• **What is expected**: Restate each of the lines below word for word and drop every picture.
========
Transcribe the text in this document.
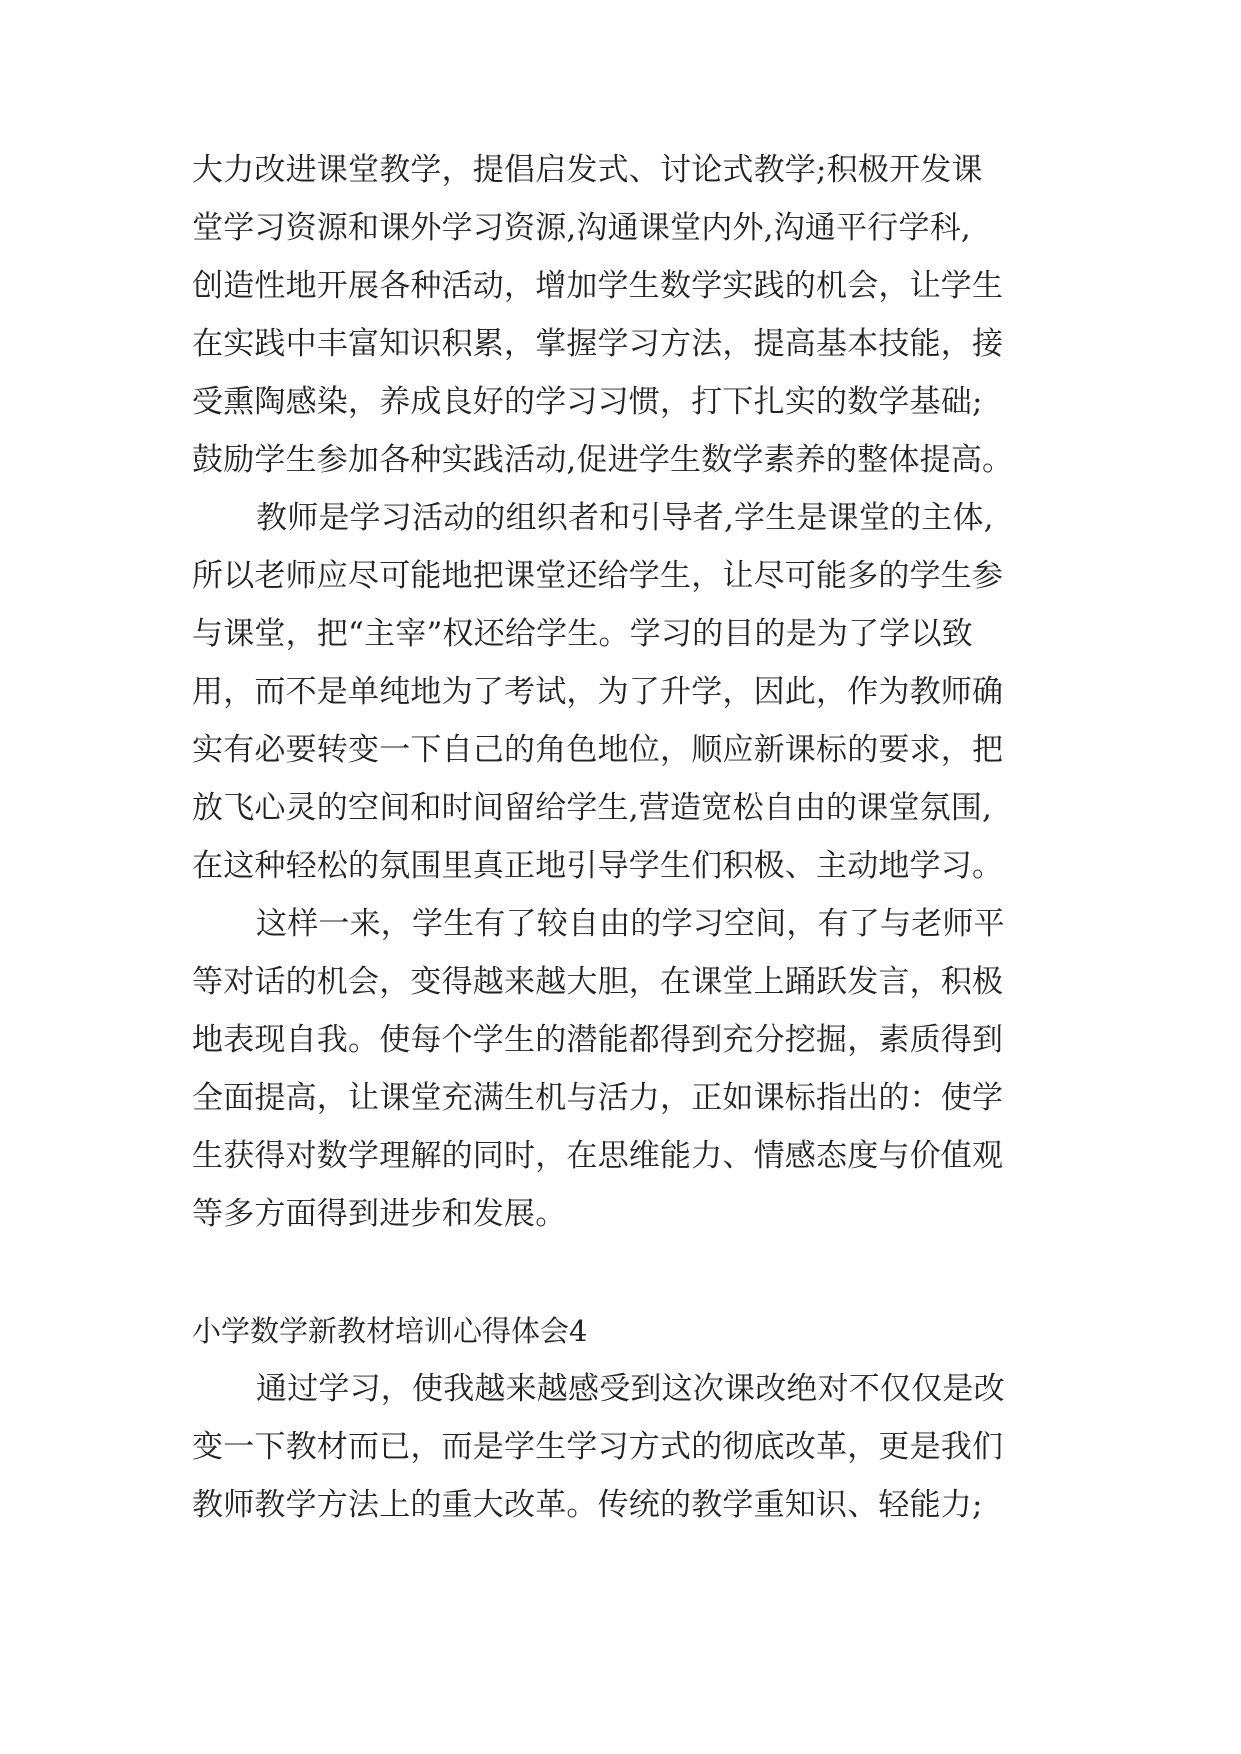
大力改进课堂教学，提倡启发式、讨论式教学;积极开发课
堂学习资源和课外学习资源,沟通课堂内外,沟通平行学科,
创造性地开展各种活动，增加学生数学实践的机会，让学生
在实践中丰富知识积累，掌握学习方法，提高基本技能，接
受熏陶感染，养成良好的学习习惯，打下扎实的数学基础;
鼓励学生参加各种实践活动,促进学生数学素养的整体提高。
教师是学习活动的组织者和引导者,学生是课堂的主体,
所以老师应尽可能地把课堂还给学生，让尽可能多的学生参
与课堂，把“主宰”权还给学生。学习的目的是为了学以致
用，而不是单纯地为了考试，为了升学，因此，作为教师确
实有必要转变一下自己的角色地位，顺应新课标的要求，把
放飞心灵的空间和时间留给学生,营造宽松自由的课堂氛围,
在这种轻松的氛围里真正地引导学生们积极、主动地学习。
这样一来，学生有了较自由的学习空间，有了与老师平
等对话的机会，变得越来越大胆，在课堂上踊跃发言，积极
地表现自我。使每个学生的潜能都得到充分挖掘，素质得到
全面提高，让课堂充满生机与活力，正如课标指出的：使学
生获得对数学理解的同时，在思维能力、情感态度与价值观
等多方面得到进步和发展。
小学数学新教材培训心得体会4
通过学习，使我越来越感受到这次课改绝对不仅仅是改
变一下教材而已，而是学生学习方式的彻底改革，更是我们
教师教学方法上的重大改革。传统的教学重知识、轻能力;
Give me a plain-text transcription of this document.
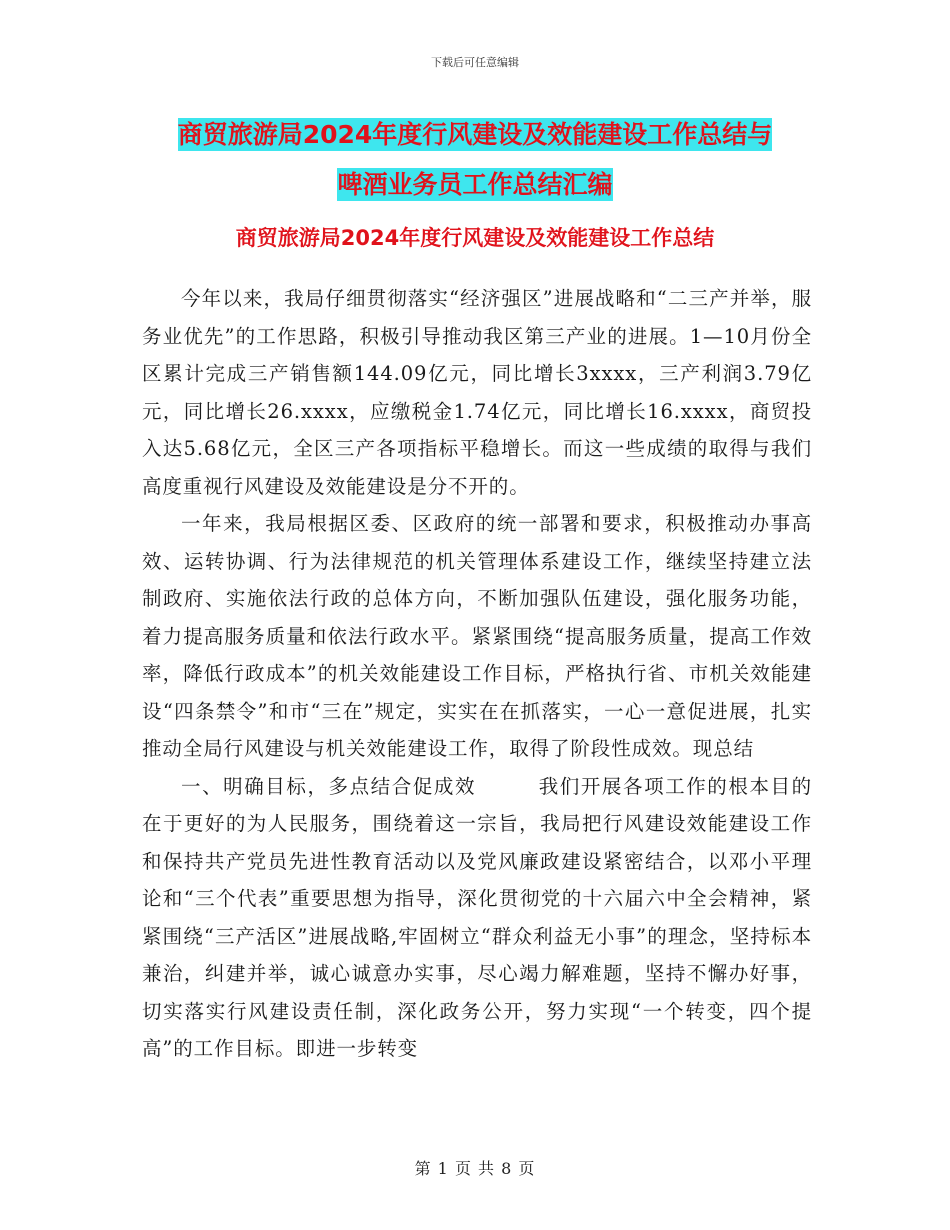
下载后可任意编辑
商贸旅游局2024年度行风建设及效能建设工作总结与
啤酒业务员工作总结汇编
商贸旅游局2024年度行风建设及效能建设工作总结

今年以来，我局仔细贯彻落实“经济强区”进展战略和“二三产并举，服务业优先”的工作思路，积极引导推动我区第三产业的进展。1—10月份全区累计完成三产销售额144.09亿元，同比增长3xxxx，三产利润3.79亿元，同比增长26.xxxx，应缴税金1.74亿元，同比增长16.xxxx，商贸投入达5.68亿元，全区三产各项指标平稳增长。而这一些成绩的取得与我们高度重视行风建设及效能建设是分不开的。

一年来，我局根据区委、区政府的统一部署和要求，积极推动办事高效、运转协调、行为法律规范的机关管理体系建设工作，继续坚持建立法制政府、实施依法行政的总体方向，不断加强队伍建设，强化服务功能，着力提高服务质量和依法行政水平。紧紧围绕“提高服务质量，提高工作效率，降低行政成本”的机关效能建设工作目标，严格执行省、市机关效能建设“四条禁令”和市“三在”规定，实实在在抓落实，一心一意促进展，扎实推动全局行风建设与机关效能建设工作，取得了阶段性成效。现总结

一、明确目标，多点结合促成效	我们开展各项工作的根本目的在于更好的为人民服务，围绕着这一宗旨，我局把行风建设效能建设工作和保持共产党员先进性教育活动以及党风廉政建设紧密结合，以邓小平理论和“三个代表”重要思想为指导，深化贯彻党的十六届六中全会精神，紧紧围绕“三产活区”进展战略,牢固树立“群众利益无小事”的理念，坚持标本兼治，纠建并举，诚心诚意办实事，尽心竭力解难题，坚持不懈办好事，切实落实行风建设责任制，深化政务公开，努力实现“一个转变，四个提高”的工作目标。即进一步转变

第 1 页 共 8 页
========
• **Written reply**:
Transcribe the text in this document.
大力改进课堂教学，提倡启发式、讨论式教学;积极开发课
堂学习资源和课外学习资源,沟通课堂内外,沟通平行学科,
创造性地开展各种活动，增加学生数学实践的机会，让学生
在实践中丰富知识积累，掌握学习方法，提高基本技能，接
受熏陶感染，养成良好的学习习惯，打下扎实的数学基础;
鼓励学生参加各种实践活动,促进学生数学素养的整体提高。
教师是学习活动的组织者和引导者,学生是课堂的主体,
所以老师应尽可能地把课堂还给学生，让尽可能多的学生参
与课堂，把“主宰”权还给学生。学习的目的是为了学以致
用，而不是单纯地为了考试，为了升学，因此，作为教师确
实有必要转变一下自己的角色地位，顺应新课标的要求，把
放飞心灵的空间和时间留给学生,营造宽松自由的课堂氛围,
在这种轻松的氛围里真正地引导学生们积极、主动地学习。
这样一来，学生有了较自由的学习空间，有了与老师平
等对话的机会，变得越来越大胆，在课堂上踊跃发言，积极
地表现自我。使每个学生的潜能都得到充分挖掘，素质得到
全面提高，让课堂充满生机与活力，正如课标指出的：使学
生获得对数学理解的同时，在思维能力、情感态度与价值观
等多方面得到进步和发展。
小学数学新教材培训心得体会4
通过学习，使我越来越感受到这次课改绝对不仅仅是改
变一下教材而已，而是学生学习方式的彻底改革，更是我们
教师教学方法上的重大改革。传统的教学重知识、轻能力;
Give me a plain-text transcription of this document.
下载后可任意编辑
商贸旅游局2024年度行风建设及效能建设工作总结与
啤酒业务员工作总结汇编
商贸旅游局2024年度行风建设及效能建设工作总结

今年以来，我局仔细贯彻落实“经济强区”进展战略和“二三产并举，服务业优先”的工作思路，积极引导推动我区第三产业的进展。1—10月份全区累计完成三产销售额144.09亿元，同比增长3xxxx，三产利润3.79亿元，同比增长26.xxxx，应缴税金1.74亿元，同比增长16.xxxx，商贸投入达5.68亿元，全区三产各项指标平稳增长。而这一些成绩的取得与我们高度重视行风建设及效能建设是分不开的。

一年来，我局根据区委、区政府的统一部署和要求，积极推动办事高效、运转协调、行为法律规范的机关管理体系建设工作，继续坚持建立法制政府、实施依法行政的总体方向，不断加强队伍建设，强化服务功能，着力提高服务质量和依法行政水平。紧紧围绕“提高服务质量，提高工作效率，降低行政成本”的机关效能建设工作目标，严格执行省、市机关效能建设“四条禁令”和市“三在”规定，实实在在抓落实，一心一意促进展，扎实推动全局行风建设与机关效能建设工作，取得了阶段性成效。现总结

一、明确目标，多点结合促成效	我们开展各项工作的根本目的在于更好的为人民服务，围绕着这一宗旨，我局把行风建设效能建设工作和保持共产党员先进性教育活动以及党风廉政建设紧密结合，以邓小平理论和“三个代表”重要思想为指导，深化贯彻党的十六届六中全会精神，紧紧围绕“三产活区”进展战略,牢固树立“群众利益无小事”的理念，坚持标本兼治，纠建并举，诚心诚意办实事，尽心竭力解难题，坚持不懈办好事，切实落实行风建设责任制，深化政务公开，努力实现“一个转变，四个提高”的工作目标。即进一步转变

第 1 页 共 8 页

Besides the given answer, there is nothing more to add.